**Objective:**
Return every entry exactly as written.

**Material for this task:**
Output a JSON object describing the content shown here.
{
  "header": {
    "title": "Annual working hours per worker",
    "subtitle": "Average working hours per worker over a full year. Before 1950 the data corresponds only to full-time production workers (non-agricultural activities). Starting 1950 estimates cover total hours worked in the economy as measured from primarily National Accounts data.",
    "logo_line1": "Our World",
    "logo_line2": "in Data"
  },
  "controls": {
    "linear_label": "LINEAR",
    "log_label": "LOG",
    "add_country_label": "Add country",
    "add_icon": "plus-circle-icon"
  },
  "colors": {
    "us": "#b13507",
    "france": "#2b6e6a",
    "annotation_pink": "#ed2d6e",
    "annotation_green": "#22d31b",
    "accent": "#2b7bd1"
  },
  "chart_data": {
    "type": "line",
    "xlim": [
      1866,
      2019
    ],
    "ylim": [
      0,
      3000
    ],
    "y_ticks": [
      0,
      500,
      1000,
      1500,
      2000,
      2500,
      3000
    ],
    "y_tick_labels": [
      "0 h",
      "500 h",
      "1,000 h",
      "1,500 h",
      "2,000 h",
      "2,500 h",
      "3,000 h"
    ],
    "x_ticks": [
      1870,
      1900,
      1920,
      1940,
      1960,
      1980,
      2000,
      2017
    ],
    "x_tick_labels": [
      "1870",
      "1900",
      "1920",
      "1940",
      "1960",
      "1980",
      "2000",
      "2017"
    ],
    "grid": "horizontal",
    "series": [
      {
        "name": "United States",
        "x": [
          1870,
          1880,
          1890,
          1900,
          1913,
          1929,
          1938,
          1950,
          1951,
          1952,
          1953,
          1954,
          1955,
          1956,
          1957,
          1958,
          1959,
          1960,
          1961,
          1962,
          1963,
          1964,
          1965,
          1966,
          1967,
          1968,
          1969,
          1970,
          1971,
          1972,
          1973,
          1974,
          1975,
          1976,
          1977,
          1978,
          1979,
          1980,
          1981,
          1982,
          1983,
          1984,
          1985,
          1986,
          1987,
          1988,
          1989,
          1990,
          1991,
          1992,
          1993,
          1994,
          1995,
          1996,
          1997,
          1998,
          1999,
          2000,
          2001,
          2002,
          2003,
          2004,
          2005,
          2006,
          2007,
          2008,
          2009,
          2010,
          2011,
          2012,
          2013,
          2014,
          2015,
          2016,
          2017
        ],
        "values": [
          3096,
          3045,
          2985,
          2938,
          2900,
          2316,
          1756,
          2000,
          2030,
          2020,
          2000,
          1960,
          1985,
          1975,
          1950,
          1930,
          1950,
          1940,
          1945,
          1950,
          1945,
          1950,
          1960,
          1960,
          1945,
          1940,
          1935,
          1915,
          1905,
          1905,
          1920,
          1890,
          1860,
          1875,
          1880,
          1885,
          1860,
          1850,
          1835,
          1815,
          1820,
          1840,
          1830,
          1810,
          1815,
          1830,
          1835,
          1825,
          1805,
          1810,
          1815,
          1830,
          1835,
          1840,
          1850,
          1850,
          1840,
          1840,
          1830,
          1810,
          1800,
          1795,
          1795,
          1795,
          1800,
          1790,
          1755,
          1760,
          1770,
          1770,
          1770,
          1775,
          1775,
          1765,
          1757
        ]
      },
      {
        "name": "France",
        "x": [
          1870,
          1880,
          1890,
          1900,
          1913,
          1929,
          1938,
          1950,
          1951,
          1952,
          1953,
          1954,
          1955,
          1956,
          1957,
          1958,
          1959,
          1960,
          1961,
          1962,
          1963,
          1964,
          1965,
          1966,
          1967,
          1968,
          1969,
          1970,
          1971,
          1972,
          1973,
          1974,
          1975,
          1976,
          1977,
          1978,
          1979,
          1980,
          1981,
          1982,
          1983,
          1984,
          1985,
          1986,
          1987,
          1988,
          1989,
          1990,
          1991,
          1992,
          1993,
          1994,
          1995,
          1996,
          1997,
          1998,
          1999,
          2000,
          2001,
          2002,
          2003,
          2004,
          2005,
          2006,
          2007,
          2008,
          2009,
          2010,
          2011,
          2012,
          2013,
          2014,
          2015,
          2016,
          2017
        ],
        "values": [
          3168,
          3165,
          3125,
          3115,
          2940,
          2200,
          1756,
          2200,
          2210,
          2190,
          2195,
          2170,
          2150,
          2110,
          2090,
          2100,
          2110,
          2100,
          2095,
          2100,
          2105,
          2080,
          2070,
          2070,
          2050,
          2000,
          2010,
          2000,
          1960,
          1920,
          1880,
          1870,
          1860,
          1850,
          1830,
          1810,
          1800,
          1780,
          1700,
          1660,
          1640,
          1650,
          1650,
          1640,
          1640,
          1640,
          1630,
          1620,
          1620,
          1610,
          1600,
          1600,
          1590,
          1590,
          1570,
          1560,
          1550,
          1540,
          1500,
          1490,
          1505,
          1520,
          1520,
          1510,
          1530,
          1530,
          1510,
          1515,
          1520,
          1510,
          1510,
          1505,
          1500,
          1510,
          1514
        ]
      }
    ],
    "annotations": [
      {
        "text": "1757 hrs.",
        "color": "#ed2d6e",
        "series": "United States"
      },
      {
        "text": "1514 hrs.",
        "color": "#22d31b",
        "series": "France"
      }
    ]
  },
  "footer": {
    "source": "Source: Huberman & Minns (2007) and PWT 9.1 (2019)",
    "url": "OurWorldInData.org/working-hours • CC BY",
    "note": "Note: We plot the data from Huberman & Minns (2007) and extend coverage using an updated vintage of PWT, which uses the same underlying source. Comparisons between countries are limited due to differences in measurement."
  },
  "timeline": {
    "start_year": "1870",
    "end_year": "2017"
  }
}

**Exercise output:**
Output a JSON object describing the content shown here.
{
  "header": {
    "title": "Annual working hours per worker",
    "subtitle": "Average working hours per worker over a full year. Before 1950 the data corresponds only to full-time production workers (non-agricultural activities). Starting 1950 estimates cover total hours worked in the economy as measured from primarily National Accounts data.",
    "logo_line1": "Our World",
    "logo_line2": "in Data"
  },
  "controls": {
    "linear_label": "LINEAR",
    "log_label": "LOG",
    "add_country_label": "Add country",
    "add_icon": "plus-circle-icon"
  },
  "colors": {
    "us": "#b13507",
    "france": "#2b6e6a",
    "annotation_pink": "#ed2d6e",
    "annotation_green": "#22d31b",
    "accent": "#2b7bd1"
  },
  "chart_data": {
    "type": "line",
    "xlim": [
      1866,
      2019
    ],
    "ylim": [
      0,
      3000
    ],
    "y_ticks": [
      0,
      500,
      1000,
      1500,
      2000,
      2500,
      3000
    ],
    "y_tick_labels": [
      "0 h",
      "500 h",
      "1,000 h",
      "1,500 h",
      "2,000 h",
      "2,500 h",
      "3,000 h"
    ],
    "x_ticks": [
      1870,
      1900,
      1920,
      1940,
      1960,
      1980,
      2000,
      2017
    ],
    "x_tick_labels": [
      "1870",
      "1900",
      "1920",
      "1940",
      "1960",
      "1980",
      "2000",
      "2017"
    ],
    "grid": "horizontal",
    "series": [
      {
        "name": "United States",
        "x": [
          1870,
          1880,
          1890,
          1900,
          1913,
          1929,
          1938,
          1950,
          1951,
          1952,
          1953,
          1954,
          1955,
          1956,
          1957,
          1958,
          1959,
          1960,
          1961,
          1962,
          1963,
          1964,
          1965,
          1966,
          1967,
          1968,
          1969,
          1970,
          1971,
          1972,
          1973,
          1974,
          1975,
          1976,
          1977,
          1978,
          1979,
          1980,
          1981,
          1982,
          1983,
          1984,
          1985,
          1986,
          1987,
          1988,
          1989,
          1990,
          1991,
          1992,
          1993,
          1994,
          1995,
          1996,
          1997,
          1998,
          1999,
          2000,
          2001,
          2002,
          2003,
          2004,
          2005,
          2006,
          2007,
          2008,
          2009,
          2010,
          2011,
          2012,
          2013,
          2014,
          2015,
          2016,
          2017
        ],
        "values": [
          3096,
          3045,
          2985,
          2938,
          2900,
          2316,
          1756,
          2000,
          2030,
          2020,
          2000,
          1960,
          1985,
          1975,
          1950,
          1930,
          1950,
          1940,
          1945,
          1950,
          1945,
          1950,
          1960,
          1960,
          1945,
          1940,
          1935,
          1915,
          1905,
          1905,
          1920,
          1890,
          1860,
          1875,
          1880,
          1885,
          1860,
          1850,
          1835,
          1815,
          1820,
          1840,
          1830,
          1810,
          1815,
          1830,
          1835,
          1825,
          1805,
          1810,
          1815,
          1830,
          1835,
          1840,
          1850,
          1850,
          1840,
          1840,
          1830,
          1810,
          1800,
          1795,
          1795,
          1795,
          1800,
          1790,
          1755,
          1760,
          1770,
          1770,
          1770,
          1775,
          1775,
          1765,
          1757
        ]
      },
      {
        "name": "France",
        "x": [
          1870,
          1880,
          1890,
          1900,
          1913,
          1929,
          1938,
          1950,
          1951,
          1952,
          1953,
          1954,
          1955,
          1956,
          1957,
          1958,
          1959,
          1960,
          1961,
          1962,
          1963,
          1964,
          1965,
          1966,
          1967,
          1968,
          1969,
          1970,
          1971,
          1972,
          1973,
          1974,
          1975,
          1976,
          1977,
          1978,
          1979,
          1980,
          1981,
          1982,
          1983,
          1984,
          1985,
          1986,
          1987,
          1988,
          1989,
          1990,
          1991,
          1992,
          1993,
          1994,
          1995,
          1996,
          1997,
          1998,
          1999,
          2000,
          2001,
          2002,
          2003,
          2004,
          2005,
          2006,
          2007,
          2008,
          2009,
          2010,
          2011,
          2012,
          2013,
          2014,
          2015,
          2016,
          2017
        ],
        "values": [
          3168,
          3165,
          3125,
          3115,
          2940,
          2200,
          1756,
          2200,
          2210,
          2190,
          2195,
          2170,
          2150,
          2110,
          2090,
          2100,
          2110,
          2100,
          2095,
          2100,
          2105,
          2080,
          2070,
          2070,
          2050,
          2000,
          2010,
          2000,
          1960,
          1920,
          1880,
          1870,
          1860,
          1850,
          1830,
          1810,
          1800,
          1780,
          1700,
          1660,
          1640,
          1650,
          1650,
          1640,
          1640,
          1640,
          1630,
          1620,
          1620,
          1610,
          1600,
          1600,
          1590,
          1590,
          1570,
          1560,
          1550,
          1540,
          1500,
          1490,
          1505,
          1520,
          1520,
          1510,
          1530,
          1530,
          1510,
          1515,
          1520,
          1510,
          1510,
          1505,
          1500,
          1510,
          1514
        ]
      }
    ],
    "annotations": [
      {
        "text": "1757 hrs.",
        "color": "#ed2d6e",
        "series": "United States"
      },
      {
        "text": "1514 hrs.",
        "color": "#22d31b",
        "series": "France"
      }
    ]
  },
  "footer": {
    "source": "Source: Huberman & Minns (2007) and PWT 9.1 (2019)",
    "url": "OurWorldInData.org/working-hours • CC BY",
    "note": "Note: We plot the data from Huberman & Minns (2007) and extend coverage using an updated vintage of PWT, which uses the same underlying source. Comparisons between countries are limited due to differences in measurement."
  },
  "timeline": {
    "start_year": "1870",
    "end_year": "2017"
  }
}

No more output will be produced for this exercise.